== Task ==
Identify the lines that contain the word "failed" and copy each one.

____

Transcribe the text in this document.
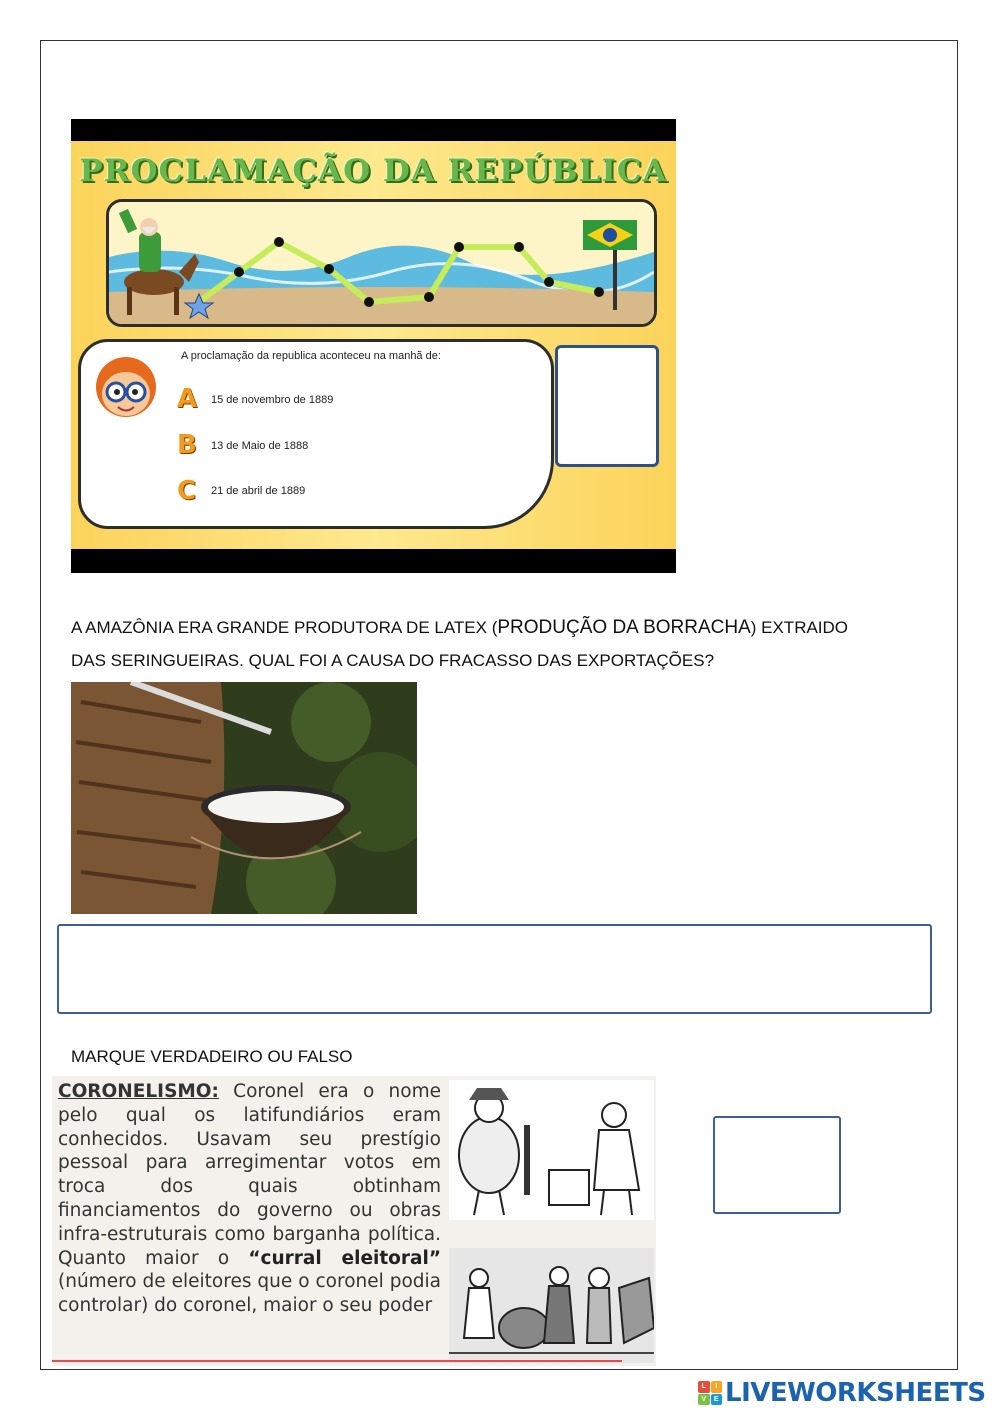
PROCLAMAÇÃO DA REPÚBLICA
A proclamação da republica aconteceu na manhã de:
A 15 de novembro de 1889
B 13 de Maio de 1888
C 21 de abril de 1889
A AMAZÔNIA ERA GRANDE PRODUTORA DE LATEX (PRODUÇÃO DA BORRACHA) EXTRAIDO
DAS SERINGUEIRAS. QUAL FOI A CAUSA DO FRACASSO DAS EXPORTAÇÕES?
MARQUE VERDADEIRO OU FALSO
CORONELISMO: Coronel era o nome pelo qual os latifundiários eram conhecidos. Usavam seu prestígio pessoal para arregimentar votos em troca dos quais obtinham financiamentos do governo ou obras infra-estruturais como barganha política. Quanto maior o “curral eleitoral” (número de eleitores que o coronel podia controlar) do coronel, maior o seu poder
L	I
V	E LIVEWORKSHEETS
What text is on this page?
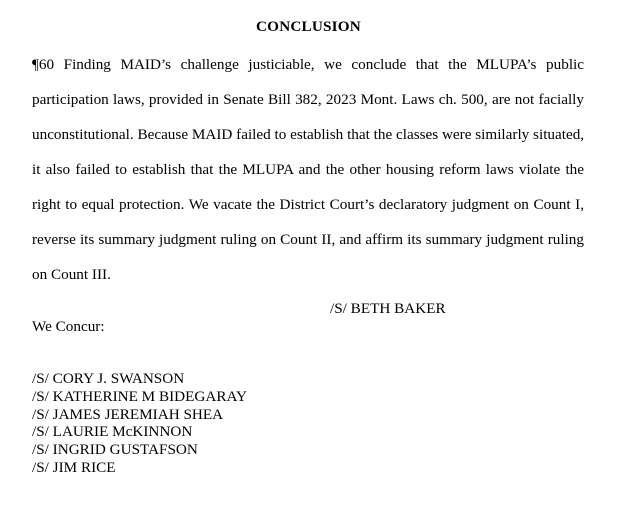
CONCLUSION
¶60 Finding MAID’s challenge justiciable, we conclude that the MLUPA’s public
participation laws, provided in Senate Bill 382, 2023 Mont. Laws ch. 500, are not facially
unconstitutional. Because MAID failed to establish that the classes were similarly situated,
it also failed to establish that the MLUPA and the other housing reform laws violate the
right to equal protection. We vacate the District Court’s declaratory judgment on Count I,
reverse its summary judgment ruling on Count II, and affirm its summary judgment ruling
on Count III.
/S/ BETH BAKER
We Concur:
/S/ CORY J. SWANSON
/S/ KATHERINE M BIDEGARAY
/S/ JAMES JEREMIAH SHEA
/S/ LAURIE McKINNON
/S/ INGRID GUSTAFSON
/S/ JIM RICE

____

== Output for this task ==
unconstitutional. Because MAID failed to establish that the classes were similarly situated,
it also failed to establish that the MLUPA and the other housing reform laws violate the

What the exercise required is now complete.